* PROMPT: Your copy should be exact, beginning at the line containing "Serialize everything readable" and ending at the line containing "Enumerate this screenshot's", with both lines kept and every picture dropped.

::: DATA FOR THIS EXERCISE

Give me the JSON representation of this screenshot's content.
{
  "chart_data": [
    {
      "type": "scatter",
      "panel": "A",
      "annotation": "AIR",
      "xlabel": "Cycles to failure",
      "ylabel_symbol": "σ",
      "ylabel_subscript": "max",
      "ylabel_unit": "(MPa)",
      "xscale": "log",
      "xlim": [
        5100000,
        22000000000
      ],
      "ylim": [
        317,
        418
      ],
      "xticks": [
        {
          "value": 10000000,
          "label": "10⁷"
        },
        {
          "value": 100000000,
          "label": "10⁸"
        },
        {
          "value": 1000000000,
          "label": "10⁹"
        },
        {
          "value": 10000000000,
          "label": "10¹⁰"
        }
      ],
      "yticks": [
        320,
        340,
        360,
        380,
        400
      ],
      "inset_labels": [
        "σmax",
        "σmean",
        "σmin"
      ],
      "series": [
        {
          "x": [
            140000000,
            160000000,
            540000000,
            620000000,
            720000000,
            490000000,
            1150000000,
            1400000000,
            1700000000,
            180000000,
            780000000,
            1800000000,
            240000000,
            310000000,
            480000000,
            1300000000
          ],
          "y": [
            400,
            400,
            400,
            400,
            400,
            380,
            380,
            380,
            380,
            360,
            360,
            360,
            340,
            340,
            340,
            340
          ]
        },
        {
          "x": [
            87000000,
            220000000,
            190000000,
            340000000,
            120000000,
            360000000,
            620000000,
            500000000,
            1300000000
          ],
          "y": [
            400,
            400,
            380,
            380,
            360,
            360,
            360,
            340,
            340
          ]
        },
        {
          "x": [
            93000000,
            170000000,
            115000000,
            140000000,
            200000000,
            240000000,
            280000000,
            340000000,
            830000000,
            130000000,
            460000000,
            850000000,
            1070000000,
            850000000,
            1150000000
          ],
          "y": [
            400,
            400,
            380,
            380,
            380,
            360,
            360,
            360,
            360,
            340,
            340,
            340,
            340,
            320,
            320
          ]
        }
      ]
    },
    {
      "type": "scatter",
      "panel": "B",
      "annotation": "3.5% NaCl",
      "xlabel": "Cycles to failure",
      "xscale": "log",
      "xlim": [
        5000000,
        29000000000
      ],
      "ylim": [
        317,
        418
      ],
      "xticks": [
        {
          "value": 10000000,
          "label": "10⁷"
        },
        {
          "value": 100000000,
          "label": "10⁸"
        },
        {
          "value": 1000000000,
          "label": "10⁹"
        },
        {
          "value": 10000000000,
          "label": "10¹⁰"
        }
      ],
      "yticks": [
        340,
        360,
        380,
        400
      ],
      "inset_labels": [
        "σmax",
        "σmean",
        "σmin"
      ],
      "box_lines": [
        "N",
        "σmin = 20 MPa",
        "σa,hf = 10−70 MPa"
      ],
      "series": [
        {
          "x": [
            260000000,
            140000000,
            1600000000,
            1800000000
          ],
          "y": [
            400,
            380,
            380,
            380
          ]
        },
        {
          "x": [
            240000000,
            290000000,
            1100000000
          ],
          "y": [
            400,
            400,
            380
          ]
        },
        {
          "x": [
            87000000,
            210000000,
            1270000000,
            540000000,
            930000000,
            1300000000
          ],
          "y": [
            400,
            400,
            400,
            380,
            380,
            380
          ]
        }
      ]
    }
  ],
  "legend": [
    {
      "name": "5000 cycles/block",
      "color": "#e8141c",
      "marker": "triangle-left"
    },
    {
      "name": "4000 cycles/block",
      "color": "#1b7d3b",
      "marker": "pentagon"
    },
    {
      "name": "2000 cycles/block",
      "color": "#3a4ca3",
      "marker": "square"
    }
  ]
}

::::::
::: DATA FOR THIS EXERCISE

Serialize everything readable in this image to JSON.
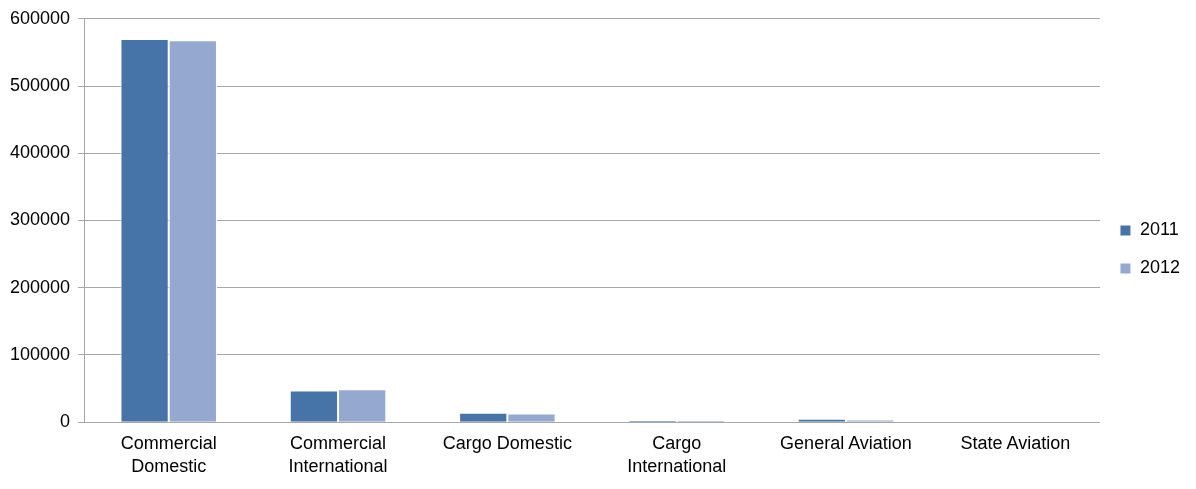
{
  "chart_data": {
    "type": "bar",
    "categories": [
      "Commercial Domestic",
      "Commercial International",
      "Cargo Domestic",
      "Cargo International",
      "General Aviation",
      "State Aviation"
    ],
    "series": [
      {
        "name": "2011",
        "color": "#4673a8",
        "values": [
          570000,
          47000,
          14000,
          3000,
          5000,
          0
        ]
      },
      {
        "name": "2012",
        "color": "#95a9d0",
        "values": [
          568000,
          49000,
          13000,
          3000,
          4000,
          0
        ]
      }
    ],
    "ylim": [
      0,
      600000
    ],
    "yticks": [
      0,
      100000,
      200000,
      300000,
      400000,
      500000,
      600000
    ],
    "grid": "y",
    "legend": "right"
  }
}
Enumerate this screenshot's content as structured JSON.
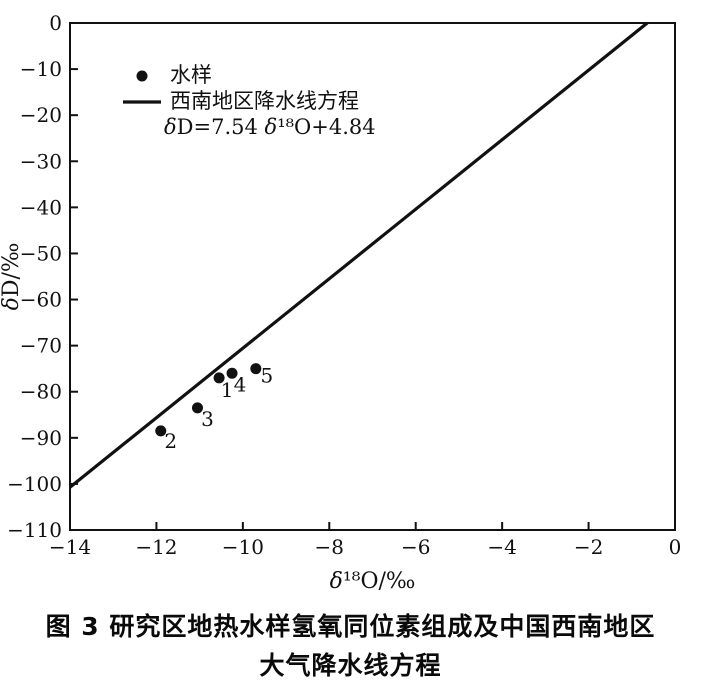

::::::

* OUTPUT:
Serialize everything readable in this image to JSON.
{
  "chart_data": {
    "type": "bar",
    "categories": [
      "Commercial Domestic",
      "Commercial International",
      "Cargo Domestic",
      "Cargo International",
      "General Aviation",
      "State Aviation"
    ],
    "series": [
      {
        "name": "2011",
        "color": "#4673a8",
        "values": [
          570000,
          47000,
          14000,
          3000,
          5000,
          0
        ]
      },
      {
        "name": "2012",
        "color": "#95a9d0",
        "values": [
          568000,
          49000,
          13000,
          3000,
          4000,
          0
        ]
      }
    ],
    "ylim": [
      0,
      600000
    ],
    "yticks": [
      0,
      100000,
      200000,
      300000,
      400000,
      500000,
      600000
    ],
    "grid": "y",
    "legend": "right"
  }
}
Enumerate this screenshot's content as structured JSON.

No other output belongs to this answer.